Problem description: Retype all of the entries word for word.

===== Data for the task

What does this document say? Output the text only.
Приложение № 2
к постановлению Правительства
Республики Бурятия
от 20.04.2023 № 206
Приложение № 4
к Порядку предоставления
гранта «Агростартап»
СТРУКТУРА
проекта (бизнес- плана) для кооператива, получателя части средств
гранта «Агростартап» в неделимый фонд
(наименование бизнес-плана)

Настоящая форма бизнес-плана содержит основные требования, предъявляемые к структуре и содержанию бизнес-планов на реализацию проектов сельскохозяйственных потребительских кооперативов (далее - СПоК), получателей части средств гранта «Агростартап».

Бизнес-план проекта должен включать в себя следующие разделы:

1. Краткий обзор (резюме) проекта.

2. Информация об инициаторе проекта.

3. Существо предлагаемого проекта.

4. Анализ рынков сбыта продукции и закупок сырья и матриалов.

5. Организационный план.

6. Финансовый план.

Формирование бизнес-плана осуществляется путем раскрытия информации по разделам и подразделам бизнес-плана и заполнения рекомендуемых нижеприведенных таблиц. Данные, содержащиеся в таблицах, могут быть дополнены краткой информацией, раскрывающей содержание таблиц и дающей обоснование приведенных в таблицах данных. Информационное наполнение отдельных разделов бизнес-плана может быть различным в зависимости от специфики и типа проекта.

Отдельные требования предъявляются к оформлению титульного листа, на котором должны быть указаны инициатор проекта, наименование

==========

In response:
What does this document say? Output the text only.
Приложение № 2
к постановлению Правительства
Республики Бурятия
от 20.04.2023 № 206
Приложение № 4
к Порядку предоставления
гранта «Агростартап»
СТРУКТУРА
проекта (бизнес- плана) для кооператива, получателя части средств
гранта «Агростартап» в неделимый фонд
(наименование бизнес-плана)

Настоящая форма бизнес-плана содержит основные требования, предъявляемые к структуре и содержанию бизнес-планов на реализацию проектов сельскохозяйственных потребительских кооперативов (далее - СПоК), получателей части средств гранта «Агростартап».

Бизнес-план проекта должен включать в себя следующие разделы:

1. Краткий обзор (резюме) проекта.

2. Информация об инициаторе проекта.

3. Существо предлагаемого проекта.

4. Анализ рынков сбыта продукции и закупок сырья и матриалов.

5. Организационный план.

6. Финансовый план.

Формирование бизнес-плана осуществляется путем раскрытия информации по разделам и подразделам бизнес-плана и заполнения рекомендуемых нижеприведенных таблиц. Данные, содержащиеся в таблицах, могут быть дополнены краткой информацией, раскрывающей содержание таблиц и дающей обоснование приведенных в таблицах данных. Информационное наполнение отдельных разделов бизнес-плана может быть различным в зависимости от специфики и типа проекта.

Отдельные требования предъявляются к оформлению титульного листа, на котором должны быть указаны инициатор проекта, наименование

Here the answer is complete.